---- Exercise inputs

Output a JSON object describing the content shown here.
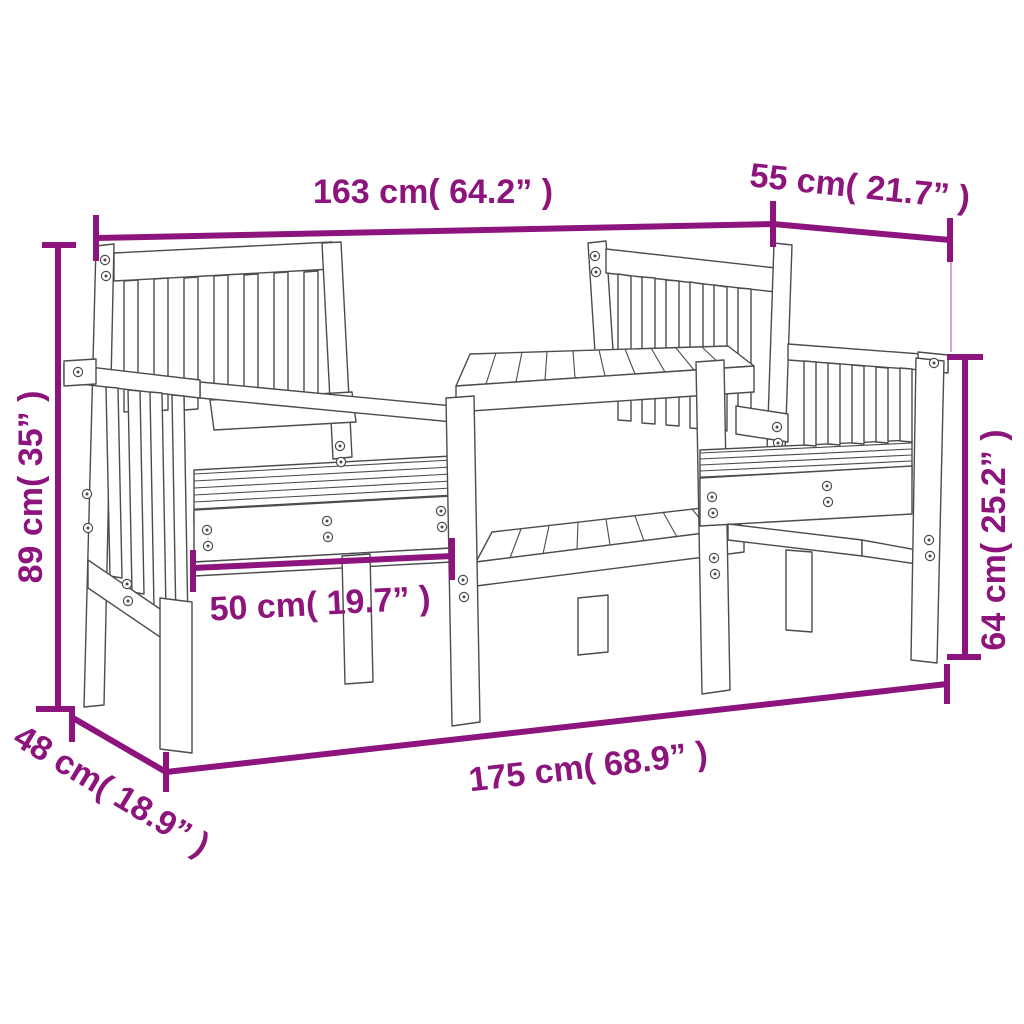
{
  "figure": {
    "type": "product-dimension-diagram",
    "subject": "2-seater garden bench with center table (outline drawing)",
    "colors": {
      "dimension_accent": "#8E147D",
      "dimension_light_connector": "#C9A0C6",
      "drawing_line": "#4C4C4C",
      "background": "#FFFFFF"
    },
    "dimensions": {
      "top_width": "163 cm( 64.2” )",
      "top_depth": "55 cm( 21.7” )",
      "left_height": "89 cm( 35” )",
      "right_height": "64 cm( 25.2” )",
      "seat_width": "50 cm( 19.7” )",
      "bottom_width": "175 cm( 68.9” )",
      "bottom_depth": "48 cm( 18.9” )"
    }
  }
}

--------

Aim of the exercise
Keep the pictures out of the copy and return the rest of the data above exactly.

Exercise output
Output a JSON object describing the content shown here.
{
  "figure": {
    "type": "product-dimension-diagram",
    "subject": "2-seater garden bench with center table (outline drawing)",
    "colors": {
      "dimension_accent": "#8E147D",
      "dimension_light_connector": "#C9A0C6",
      "drawing_line": "#4C4C4C",
      "background": "#FFFFFF"
    },
    "dimensions": {
      "top_width": "163 cm( 64.2” )",
      "top_depth": "55 cm( 21.7” )",
      "left_height": "89 cm( 35” )",
      "right_height": "64 cm( 25.2” )",
      "seat_width": "50 cm( 19.7” )",
      "bottom_width": "175 cm( 68.9” )",
      "bottom_depth": "48 cm( 18.9” )"
    }
  }
}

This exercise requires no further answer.